_PROBLEM DETAILS_
Write the material out again in full, exactly.

_RECORDS FOR THE EXERCISE_
────

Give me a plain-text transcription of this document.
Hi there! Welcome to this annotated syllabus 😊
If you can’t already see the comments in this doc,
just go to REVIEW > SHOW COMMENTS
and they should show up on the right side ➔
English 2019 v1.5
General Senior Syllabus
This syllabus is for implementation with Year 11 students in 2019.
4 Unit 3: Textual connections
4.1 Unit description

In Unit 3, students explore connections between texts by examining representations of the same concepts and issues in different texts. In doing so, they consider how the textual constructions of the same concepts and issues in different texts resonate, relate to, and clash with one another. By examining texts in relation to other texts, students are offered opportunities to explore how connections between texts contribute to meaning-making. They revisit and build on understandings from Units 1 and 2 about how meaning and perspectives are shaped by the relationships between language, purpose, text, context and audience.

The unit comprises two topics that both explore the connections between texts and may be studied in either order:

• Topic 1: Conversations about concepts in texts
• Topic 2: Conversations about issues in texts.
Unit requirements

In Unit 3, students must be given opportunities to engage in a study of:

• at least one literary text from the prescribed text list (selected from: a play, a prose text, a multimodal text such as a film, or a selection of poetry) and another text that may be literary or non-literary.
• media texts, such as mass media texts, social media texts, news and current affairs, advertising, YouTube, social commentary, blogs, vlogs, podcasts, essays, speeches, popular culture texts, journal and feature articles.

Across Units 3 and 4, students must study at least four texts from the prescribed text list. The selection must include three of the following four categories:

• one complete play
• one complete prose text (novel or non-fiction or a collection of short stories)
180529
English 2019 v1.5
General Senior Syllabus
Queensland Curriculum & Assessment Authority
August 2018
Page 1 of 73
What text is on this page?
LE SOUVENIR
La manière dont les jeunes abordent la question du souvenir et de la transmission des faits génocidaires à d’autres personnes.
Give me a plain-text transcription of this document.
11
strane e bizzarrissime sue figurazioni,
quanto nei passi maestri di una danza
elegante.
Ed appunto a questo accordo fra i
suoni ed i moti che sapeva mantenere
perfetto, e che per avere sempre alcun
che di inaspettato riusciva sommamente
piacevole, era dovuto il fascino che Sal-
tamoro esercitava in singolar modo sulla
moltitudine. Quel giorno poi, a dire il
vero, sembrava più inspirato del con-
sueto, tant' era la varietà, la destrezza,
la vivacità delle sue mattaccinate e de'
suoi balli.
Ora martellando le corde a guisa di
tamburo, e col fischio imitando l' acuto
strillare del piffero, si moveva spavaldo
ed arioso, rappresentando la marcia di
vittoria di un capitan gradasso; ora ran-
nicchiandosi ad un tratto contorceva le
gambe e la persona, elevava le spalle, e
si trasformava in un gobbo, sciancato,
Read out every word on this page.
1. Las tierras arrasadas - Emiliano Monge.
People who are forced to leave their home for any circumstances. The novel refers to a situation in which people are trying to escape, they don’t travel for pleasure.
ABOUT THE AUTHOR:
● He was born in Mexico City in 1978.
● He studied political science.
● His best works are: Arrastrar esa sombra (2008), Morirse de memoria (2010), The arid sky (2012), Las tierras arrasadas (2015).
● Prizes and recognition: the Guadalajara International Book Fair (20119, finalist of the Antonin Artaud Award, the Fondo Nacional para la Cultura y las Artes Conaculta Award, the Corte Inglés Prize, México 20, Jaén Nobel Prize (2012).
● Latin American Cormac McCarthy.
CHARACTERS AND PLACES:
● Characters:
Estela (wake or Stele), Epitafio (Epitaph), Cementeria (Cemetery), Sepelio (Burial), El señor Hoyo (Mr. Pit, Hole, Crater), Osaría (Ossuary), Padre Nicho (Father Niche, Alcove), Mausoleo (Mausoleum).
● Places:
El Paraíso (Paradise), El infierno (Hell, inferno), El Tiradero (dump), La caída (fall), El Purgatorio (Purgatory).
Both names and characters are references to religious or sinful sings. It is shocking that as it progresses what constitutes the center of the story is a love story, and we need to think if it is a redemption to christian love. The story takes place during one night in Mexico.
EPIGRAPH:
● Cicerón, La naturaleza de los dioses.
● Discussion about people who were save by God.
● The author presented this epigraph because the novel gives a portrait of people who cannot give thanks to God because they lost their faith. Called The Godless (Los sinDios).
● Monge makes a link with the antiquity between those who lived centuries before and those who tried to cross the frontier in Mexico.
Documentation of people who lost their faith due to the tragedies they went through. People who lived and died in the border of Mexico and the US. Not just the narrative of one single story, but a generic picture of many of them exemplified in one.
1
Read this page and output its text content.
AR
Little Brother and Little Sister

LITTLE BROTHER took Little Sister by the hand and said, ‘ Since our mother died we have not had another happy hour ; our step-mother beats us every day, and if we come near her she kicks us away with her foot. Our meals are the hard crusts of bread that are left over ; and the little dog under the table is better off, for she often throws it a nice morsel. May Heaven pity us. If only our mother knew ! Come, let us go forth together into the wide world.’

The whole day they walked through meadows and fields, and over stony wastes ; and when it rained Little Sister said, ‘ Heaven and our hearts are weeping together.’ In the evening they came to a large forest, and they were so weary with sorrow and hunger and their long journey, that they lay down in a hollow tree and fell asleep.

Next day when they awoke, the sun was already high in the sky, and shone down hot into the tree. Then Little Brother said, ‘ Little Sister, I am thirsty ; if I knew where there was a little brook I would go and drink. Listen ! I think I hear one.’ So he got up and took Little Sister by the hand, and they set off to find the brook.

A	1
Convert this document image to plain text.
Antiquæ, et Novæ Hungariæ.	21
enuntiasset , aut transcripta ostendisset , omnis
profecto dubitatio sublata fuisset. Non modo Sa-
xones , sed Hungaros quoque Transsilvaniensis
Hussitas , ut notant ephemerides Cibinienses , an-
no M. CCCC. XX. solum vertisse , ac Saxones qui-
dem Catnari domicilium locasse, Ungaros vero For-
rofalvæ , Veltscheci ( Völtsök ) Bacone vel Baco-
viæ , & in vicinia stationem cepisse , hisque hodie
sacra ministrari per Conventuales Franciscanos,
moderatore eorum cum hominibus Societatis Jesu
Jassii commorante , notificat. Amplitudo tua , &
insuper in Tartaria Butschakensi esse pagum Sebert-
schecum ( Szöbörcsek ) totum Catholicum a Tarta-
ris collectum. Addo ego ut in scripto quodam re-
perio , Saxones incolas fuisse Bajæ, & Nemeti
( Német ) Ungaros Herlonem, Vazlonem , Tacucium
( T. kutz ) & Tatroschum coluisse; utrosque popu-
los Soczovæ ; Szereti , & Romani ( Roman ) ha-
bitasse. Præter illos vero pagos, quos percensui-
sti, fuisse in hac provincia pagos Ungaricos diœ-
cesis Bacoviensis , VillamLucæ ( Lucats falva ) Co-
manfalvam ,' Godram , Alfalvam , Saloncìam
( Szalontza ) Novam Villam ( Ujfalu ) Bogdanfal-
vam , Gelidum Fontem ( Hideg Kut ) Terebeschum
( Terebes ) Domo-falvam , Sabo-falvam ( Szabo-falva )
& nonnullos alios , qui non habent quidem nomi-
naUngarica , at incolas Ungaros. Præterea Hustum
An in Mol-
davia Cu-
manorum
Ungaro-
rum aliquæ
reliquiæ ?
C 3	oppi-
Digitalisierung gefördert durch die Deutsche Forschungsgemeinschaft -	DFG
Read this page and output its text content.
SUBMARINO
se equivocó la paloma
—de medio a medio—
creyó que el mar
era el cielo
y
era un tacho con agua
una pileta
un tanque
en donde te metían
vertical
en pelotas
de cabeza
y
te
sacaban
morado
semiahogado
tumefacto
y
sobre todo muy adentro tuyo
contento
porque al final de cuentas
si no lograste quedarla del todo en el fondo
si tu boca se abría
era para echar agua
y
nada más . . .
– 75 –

────

_RESPONSE TO THE EXERCISE_
Give me a plain-text transcription of this document.
Hi there! Welcome to this annotated syllabus 😊
If you can’t already see the comments in this doc,
just go to REVIEW > SHOW COMMENTS
and they should show up on the right side ➔
English 2019 v1.5
General Senior Syllabus
This syllabus is for implementation with Year 11 students in 2019.
4 Unit 3: Textual connections
4.1 Unit description

In Unit 3, students explore connections between texts by examining representations of the same concepts and issues in different texts. In doing so, they consider how the textual constructions of the same concepts and issues in different texts resonate, relate to, and clash with one another. By examining texts in relation to other texts, students are offered opportunities to explore how connections between texts contribute to meaning-making. They revisit and build on understandings from Units 1 and 2 about how meaning and perspectives are shaped by the relationships between language, purpose, text, context and audience.

The unit comprises two topics that both explore the connections between texts and may be studied in either order:

• Topic 1: Conversations about concepts in texts
• Topic 2: Conversations about issues in texts.
Unit requirements

In Unit 3, students must be given opportunities to engage in a study of:

• at least one literary text from the prescribed text list (selected from: a play, a prose text, a multimodal text such as a film, or a selection of poetry) and another text that may be literary or non-literary.
• media texts, such as mass media texts, social media texts, news and current affairs, advertising, YouTube, social commentary, blogs, vlogs, podcasts, essays, speeches, popular culture texts, journal and feature articles.

Across Units 3 and 4, students must study at least four texts from the prescribed text list. The selection must include three of the following four categories:

• one complete play
• one complete prose text (novel or non-fiction or a collection of short stories)
180529
English 2019 v1.5
General Senior Syllabus
Queensland Curriculum & Assessment Authority
August 2018
Page 1 of 73
What text is on this page?
LE SOUVENIR
La manière dont les jeunes abordent la question du souvenir et de la transmission des faits génocidaires à d’autres personnes.
Give me a plain-text transcription of this document.
11
strane e bizzarrissime sue figurazioni,
quanto nei passi maestri di una danza
elegante.
Ed appunto a questo accordo fra i
suoni ed i moti che sapeva mantenere
perfetto, e che per avere sempre alcun
che di inaspettato riusciva sommamente
piacevole, era dovuto il fascino che Sal-
tamoro esercitava in singolar modo sulla
moltitudine. Quel giorno poi, a dire il
vero, sembrava più inspirato del con-
sueto, tant' era la varietà, la destrezza,
la vivacità delle sue mattaccinate e de'
suoi balli.
Ora martellando le corde a guisa di
tamburo, e col fischio imitando l' acuto
strillare del piffero, si moveva spavaldo
ed arioso, rappresentando la marcia di
vittoria di un capitan gradasso; ora ran-
nicchiandosi ad un tratto contorceva le
gambe e la persona, elevava le spalle, e
si trasformava in un gobbo, sciancato,
Read out every word on this page.
1. Las tierras arrasadas - Emiliano Monge.
People who are forced to leave their home for any circumstances. The novel refers to a situation in which people are trying to escape, they don’t travel for pleasure.
ABOUT THE AUTHOR:
● He was born in Mexico City in 1978.
● He studied political science.
● His best works are: Arrastrar esa sombra (2008), Morirse de memoria (2010), The arid sky (2012), Las tierras arrasadas (2015).
● Prizes and recognition: the Guadalajara International Book Fair (20119, finalist of the Antonin Artaud Award, the Fondo Nacional para la Cultura y las Artes Conaculta Award, the Corte Inglés Prize, México 20, Jaén Nobel Prize (2012).
● Latin American Cormac McCarthy.
CHARACTERS AND PLACES:
● Characters:
Estela (wake or Stele), Epitafio (Epitaph), Cementeria (Cemetery), Sepelio (Burial), El señor Hoyo (Mr. Pit, Hole, Crater), Osaría (Ossuary), Padre Nicho (Father Niche, Alcove), Mausoleo (Mausoleum).
● Places:
El Paraíso (Paradise), El infierno (Hell, inferno), El Tiradero (dump), La caída (fall), El Purgatorio (Purgatory).
Both names and characters are references to religious or sinful sings. It is shocking that as it progresses what constitutes the center of the story is a love story, and we need to think if it is a redemption to christian love. The story takes place during one night in Mexico.
EPIGRAPH:
● Cicerón, La naturaleza de los dioses.
● Discussion about people who were save by God.
● The author presented this epigraph because the novel gives a portrait of people who cannot give thanks to God because they lost their faith. Called The Godless (Los sinDios).
● Monge makes a link with the antiquity between those who lived centuries before and those who tried to cross the frontier in Mexico.
Documentation of people who lost their faith due to the tragedies they went through. People who lived and died in the border of Mexico and the US. Not just the narrative of one single story, but a generic picture of many of them exemplified in one.
1
Read this page and output its text content.
AR
Little Brother and Little Sister

LITTLE BROTHER took Little Sister by the hand and said, ‘ Since our mother died we have not had another happy hour ; our step-mother beats us every day, and if we come near her she kicks us away with her foot. Our meals are the hard crusts of bread that are left over ; and the little dog under the table is better off, for she often throws it a nice morsel. May Heaven pity us. If only our mother knew ! Come, let us go forth together into the wide world.’

The whole day they walked through meadows and fields, and over stony wastes ; and when it rained Little Sister said, ‘ Heaven and our hearts are weeping together.’ In the evening they came to a large forest, and they were so weary with sorrow and hunger and their long journey, that they lay down in a hollow tree and fell asleep.

Next day when they awoke, the sun was already high in the sky, and shone down hot into the tree. Then Little Brother said, ‘ Little Sister, I am thirsty ; if I knew where there was a little brook I would go and drink. Listen ! I think I hear one.’ So he got up and took Little Sister by the hand, and they set off to find the brook.

A	1
Convert this document image to plain text.
Antiquæ, et Novæ Hungariæ.	21
enuntiasset , aut transcripta ostendisset , omnis
profecto dubitatio sublata fuisset. Non modo Sa-
xones , sed Hungaros quoque Transsilvaniensis
Hussitas , ut notant ephemerides Cibinienses , an-
no M. CCCC. XX. solum vertisse , ac Saxones qui-
dem Catnari domicilium locasse, Ungaros vero For-
rofalvæ , Veltscheci ( Völtsök ) Bacone vel Baco-
viæ , & in vicinia stationem cepisse , hisque hodie
sacra ministrari per Conventuales Franciscanos,
moderatore eorum cum hominibus Societatis Jesu
Jassii commorante , notificat. Amplitudo tua , &
insuper in Tartaria Butschakensi esse pagum Sebert-
schecum ( Szöbörcsek ) totum Catholicum a Tarta-
ris collectum. Addo ego ut in scripto quodam re-
perio , Saxones incolas fuisse Bajæ, & Nemeti
( Német ) Ungaros Herlonem, Vazlonem , Tacucium
( T. kutz ) & Tatroschum coluisse; utrosque popu-
los Soczovæ ; Szereti , & Romani ( Roman ) ha-
bitasse. Præter illos vero pagos, quos percensui-
sti, fuisse in hac provincia pagos Ungaricos diœ-
cesis Bacoviensis , VillamLucæ ( Lucats falva ) Co-
manfalvam ,' Godram , Alfalvam , Saloncìam
( Szalontza ) Novam Villam ( Ujfalu ) Bogdanfal-
vam , Gelidum Fontem ( Hideg Kut ) Terebeschum
( Terebes ) Domo-falvam , Sabo-falvam ( Szabo-falva )
& nonnullos alios , qui non habent quidem nomi-
naUngarica , at incolas Ungaros. Præterea Hustum
An in Mol-
davia Cu-
manorum
Ungaro-
rum aliquæ
reliquiæ ?
C 3	oppi-
Digitalisierung gefördert durch die Deutsche Forschungsgemeinschaft -	DFG
Read this page and output its text content.
SUBMARINO
se equivocó la paloma
—de medio a medio—
creyó que el mar
era el cielo
y
era un tacho con agua
una pileta
un tanque
en donde te metían
vertical
en pelotas
de cabeza
y
te
sacaban
morado
semiahogado
tumefacto
y
sobre todo muy adentro tuyo
contento
porque al final de cuentas
si no lograste quedarla del todo en el fondo
si tu boca se abría
era para echar agua
y
nada más . . .
– 75 –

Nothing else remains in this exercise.